#### [Stored data]
+-------+

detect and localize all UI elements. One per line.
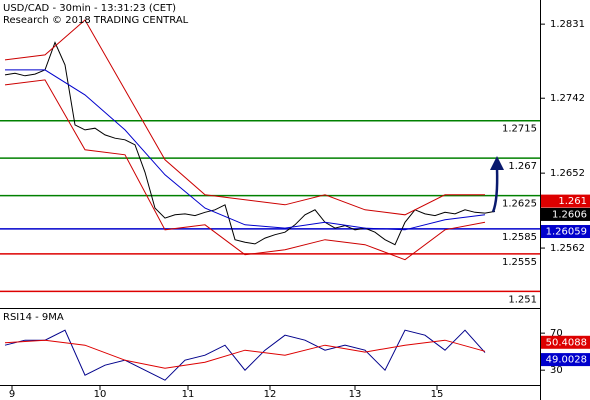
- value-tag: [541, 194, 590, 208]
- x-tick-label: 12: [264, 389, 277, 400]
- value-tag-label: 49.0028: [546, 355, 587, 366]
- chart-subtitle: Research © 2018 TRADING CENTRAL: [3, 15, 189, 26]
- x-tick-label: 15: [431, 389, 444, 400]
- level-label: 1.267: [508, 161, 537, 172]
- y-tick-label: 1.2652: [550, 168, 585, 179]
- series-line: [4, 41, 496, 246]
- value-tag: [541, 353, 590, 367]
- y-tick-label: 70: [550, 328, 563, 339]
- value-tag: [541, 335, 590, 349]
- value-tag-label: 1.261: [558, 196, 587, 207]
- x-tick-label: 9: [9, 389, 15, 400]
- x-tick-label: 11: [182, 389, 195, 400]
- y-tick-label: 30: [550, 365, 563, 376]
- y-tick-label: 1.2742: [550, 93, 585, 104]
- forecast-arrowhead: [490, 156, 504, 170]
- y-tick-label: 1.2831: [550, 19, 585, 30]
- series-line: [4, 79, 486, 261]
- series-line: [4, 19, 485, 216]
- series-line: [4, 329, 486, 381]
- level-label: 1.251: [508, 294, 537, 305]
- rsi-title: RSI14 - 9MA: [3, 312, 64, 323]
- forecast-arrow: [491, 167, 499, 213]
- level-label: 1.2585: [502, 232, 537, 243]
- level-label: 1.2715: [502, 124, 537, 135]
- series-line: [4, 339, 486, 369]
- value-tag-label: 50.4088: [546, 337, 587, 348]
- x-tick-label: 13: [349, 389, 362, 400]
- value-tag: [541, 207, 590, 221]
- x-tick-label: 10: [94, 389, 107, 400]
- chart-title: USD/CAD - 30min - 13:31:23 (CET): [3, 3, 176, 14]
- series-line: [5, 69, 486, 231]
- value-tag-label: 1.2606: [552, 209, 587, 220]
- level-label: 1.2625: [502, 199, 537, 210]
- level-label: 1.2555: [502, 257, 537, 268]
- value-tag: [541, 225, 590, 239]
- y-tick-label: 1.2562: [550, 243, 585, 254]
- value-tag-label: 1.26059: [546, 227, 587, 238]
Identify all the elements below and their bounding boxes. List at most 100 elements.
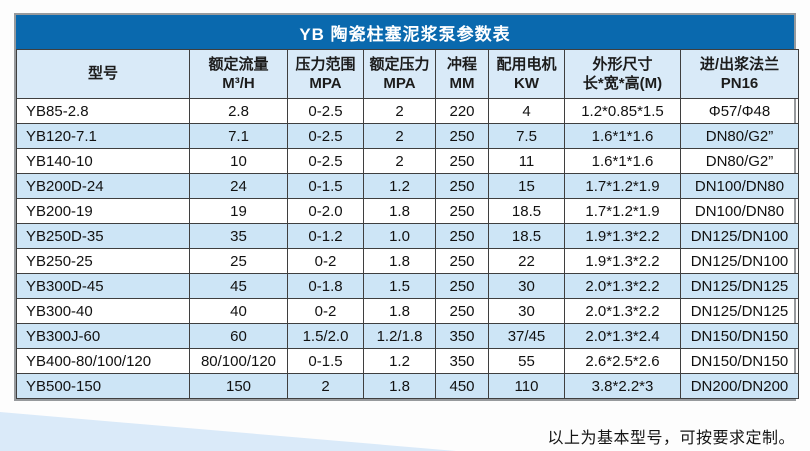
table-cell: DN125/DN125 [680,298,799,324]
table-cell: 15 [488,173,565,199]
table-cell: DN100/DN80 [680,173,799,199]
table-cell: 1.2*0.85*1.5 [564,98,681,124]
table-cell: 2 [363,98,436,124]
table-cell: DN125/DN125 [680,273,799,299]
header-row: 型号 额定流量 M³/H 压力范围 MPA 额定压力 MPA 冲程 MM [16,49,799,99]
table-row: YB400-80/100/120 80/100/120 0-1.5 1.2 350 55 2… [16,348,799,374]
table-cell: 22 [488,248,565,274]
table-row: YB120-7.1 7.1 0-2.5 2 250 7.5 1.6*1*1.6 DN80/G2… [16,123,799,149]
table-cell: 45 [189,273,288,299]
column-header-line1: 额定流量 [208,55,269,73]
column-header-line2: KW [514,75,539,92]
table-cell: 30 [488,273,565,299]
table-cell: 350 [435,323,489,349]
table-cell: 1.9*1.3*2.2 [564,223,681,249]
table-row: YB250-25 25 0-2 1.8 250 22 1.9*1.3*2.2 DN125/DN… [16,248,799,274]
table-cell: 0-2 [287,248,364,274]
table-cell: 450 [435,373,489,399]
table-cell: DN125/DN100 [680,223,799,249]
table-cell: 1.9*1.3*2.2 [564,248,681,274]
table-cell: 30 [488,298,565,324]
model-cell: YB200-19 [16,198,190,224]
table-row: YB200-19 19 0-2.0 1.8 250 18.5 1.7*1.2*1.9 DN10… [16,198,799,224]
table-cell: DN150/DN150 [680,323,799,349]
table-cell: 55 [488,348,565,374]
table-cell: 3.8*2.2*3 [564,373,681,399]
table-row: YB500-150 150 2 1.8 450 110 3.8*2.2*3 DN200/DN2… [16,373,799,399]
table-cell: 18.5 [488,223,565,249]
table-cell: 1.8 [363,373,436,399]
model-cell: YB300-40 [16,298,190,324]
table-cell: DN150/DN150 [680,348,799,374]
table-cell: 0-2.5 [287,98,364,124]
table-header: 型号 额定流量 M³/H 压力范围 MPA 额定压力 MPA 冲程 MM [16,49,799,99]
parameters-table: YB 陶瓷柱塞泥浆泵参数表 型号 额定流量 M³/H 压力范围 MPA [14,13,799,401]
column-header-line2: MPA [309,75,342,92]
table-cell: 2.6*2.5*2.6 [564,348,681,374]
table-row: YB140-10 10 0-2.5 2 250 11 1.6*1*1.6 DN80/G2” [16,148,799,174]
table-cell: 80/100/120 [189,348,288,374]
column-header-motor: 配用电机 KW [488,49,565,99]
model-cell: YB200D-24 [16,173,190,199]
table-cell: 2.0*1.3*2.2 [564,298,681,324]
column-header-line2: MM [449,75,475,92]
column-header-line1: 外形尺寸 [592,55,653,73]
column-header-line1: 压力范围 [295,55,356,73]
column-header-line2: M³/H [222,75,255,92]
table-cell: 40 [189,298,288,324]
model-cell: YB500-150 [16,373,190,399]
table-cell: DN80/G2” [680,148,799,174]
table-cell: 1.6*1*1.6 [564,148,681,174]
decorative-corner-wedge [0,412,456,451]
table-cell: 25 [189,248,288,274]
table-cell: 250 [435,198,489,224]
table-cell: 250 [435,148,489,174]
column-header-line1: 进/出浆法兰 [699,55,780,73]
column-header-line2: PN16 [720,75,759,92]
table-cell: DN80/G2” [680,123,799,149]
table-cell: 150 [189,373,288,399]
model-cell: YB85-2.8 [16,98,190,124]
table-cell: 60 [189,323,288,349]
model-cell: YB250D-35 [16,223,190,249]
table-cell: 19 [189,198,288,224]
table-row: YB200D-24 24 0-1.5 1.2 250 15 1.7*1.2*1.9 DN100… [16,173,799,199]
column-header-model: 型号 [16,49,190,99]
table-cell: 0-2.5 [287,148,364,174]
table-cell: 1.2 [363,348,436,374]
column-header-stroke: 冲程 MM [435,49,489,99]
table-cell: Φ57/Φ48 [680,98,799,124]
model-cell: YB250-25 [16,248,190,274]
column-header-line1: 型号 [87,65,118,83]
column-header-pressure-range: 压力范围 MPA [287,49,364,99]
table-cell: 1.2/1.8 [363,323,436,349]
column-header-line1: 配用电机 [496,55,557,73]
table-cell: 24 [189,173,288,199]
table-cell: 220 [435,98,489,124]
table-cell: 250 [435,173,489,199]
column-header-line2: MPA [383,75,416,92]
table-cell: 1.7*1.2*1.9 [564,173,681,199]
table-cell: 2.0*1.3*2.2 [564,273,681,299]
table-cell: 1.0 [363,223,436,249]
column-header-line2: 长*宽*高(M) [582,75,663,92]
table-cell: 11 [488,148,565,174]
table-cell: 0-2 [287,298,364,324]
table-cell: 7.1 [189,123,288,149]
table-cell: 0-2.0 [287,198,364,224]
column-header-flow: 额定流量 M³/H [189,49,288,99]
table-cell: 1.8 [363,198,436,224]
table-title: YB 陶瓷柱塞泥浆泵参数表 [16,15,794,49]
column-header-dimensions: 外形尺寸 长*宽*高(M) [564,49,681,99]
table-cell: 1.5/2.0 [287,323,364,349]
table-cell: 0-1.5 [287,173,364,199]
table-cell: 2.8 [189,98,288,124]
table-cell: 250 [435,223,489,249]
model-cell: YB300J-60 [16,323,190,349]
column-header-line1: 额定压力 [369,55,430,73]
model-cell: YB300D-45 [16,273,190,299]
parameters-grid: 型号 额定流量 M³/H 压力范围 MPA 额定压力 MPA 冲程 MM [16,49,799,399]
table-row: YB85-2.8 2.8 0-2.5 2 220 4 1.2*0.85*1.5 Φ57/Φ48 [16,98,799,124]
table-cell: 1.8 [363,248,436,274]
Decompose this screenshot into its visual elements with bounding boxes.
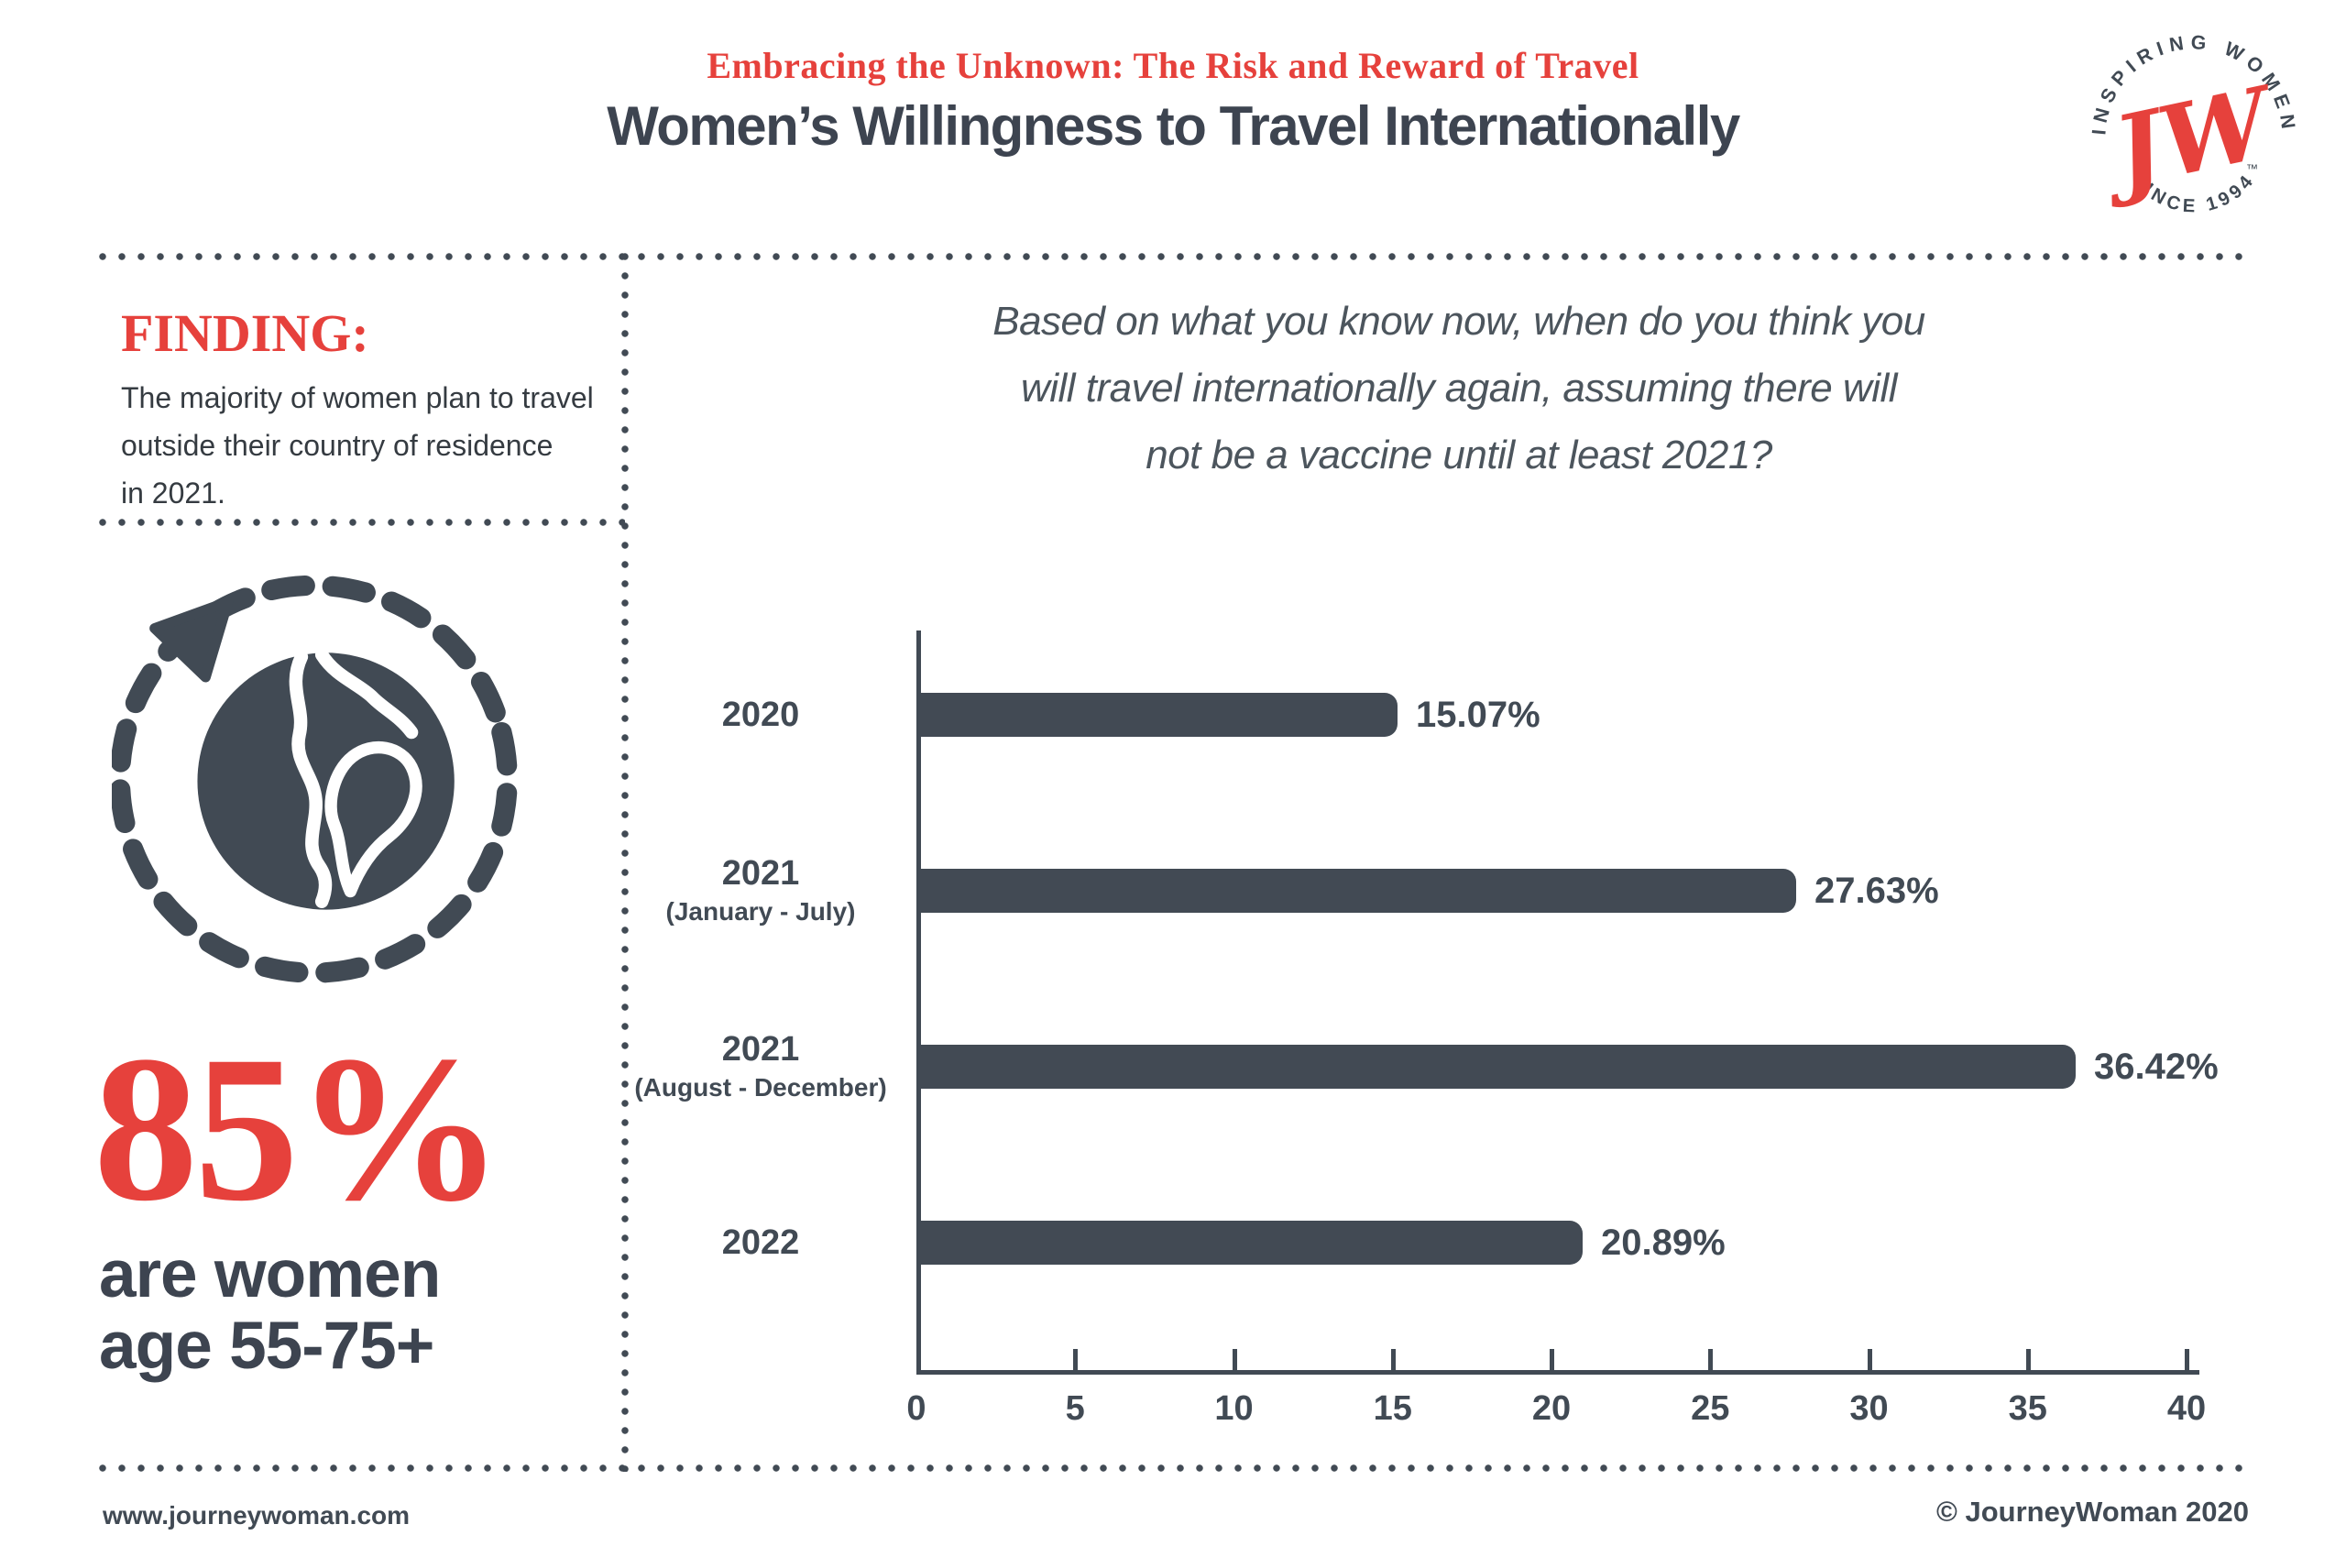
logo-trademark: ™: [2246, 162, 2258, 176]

+-------+

#### [AIM OF THE EXERCISE]
Copy the entries word for word, from the line containing "- value-tag: [541, 194, 590, 208]" through the line containing "- x-tick-label: 10: [94, 389, 107, 400]", and include both of those lines.

#### [SOLUTION FOR THIS PROBLEM]
- value-tag: [541, 194, 590, 208]
- x-tick-label: 12: [264, 389, 277, 400]
- value-tag-label: 49.0028: [546, 355, 587, 366]
- chart-subtitle: Research © 2018 TRADING CENTRAL: [3, 15, 189, 26]
- x-tick-label: 15: [431, 389, 444, 400]
- level-label: 1.267: [508, 161, 537, 172]
- y-tick-label: 1.2652: [550, 168, 585, 179]
- series-line: [4, 41, 496, 246]
- value-tag: [541, 353, 590, 367]
- y-tick-label: 70: [550, 328, 563, 339]
- value-tag: [541, 335, 590, 349]
- value-tag-label: 1.261: [558, 196, 587, 207]
- x-tick-label: 9: [9, 389, 15, 400]
- x-tick-label: 11: [182, 389, 195, 400]
- y-tick-label: 30: [550, 365, 563, 376]
- y-tick-label: 1.2742: [550, 93, 585, 104]
- forecast-arrowhead: [490, 156, 504, 170]
- y-tick-label: 1.2831: [550, 19, 585, 30]
- series-line: [4, 79, 486, 261]
- series-line: [4, 19, 485, 216]
- series-line: [4, 329, 486, 381]
- level-label: 1.251: [508, 294, 537, 305]
- rsi-title: RSI14 - 9MA: [3, 312, 64, 323]
- forecast-arrow: [491, 167, 499, 213]
- level-label: 1.2585: [502, 232, 537, 243]
- level-label: 1.2715: [502, 124, 537, 135]
- series-line: [4, 339, 486, 369]
- value-tag-label: 50.4088: [546, 337, 587, 348]
- x-tick-label: 13: [349, 389, 362, 400]
- value-tag: [541, 207, 590, 221]
- x-tick-label: 10: [94, 389, 107, 400]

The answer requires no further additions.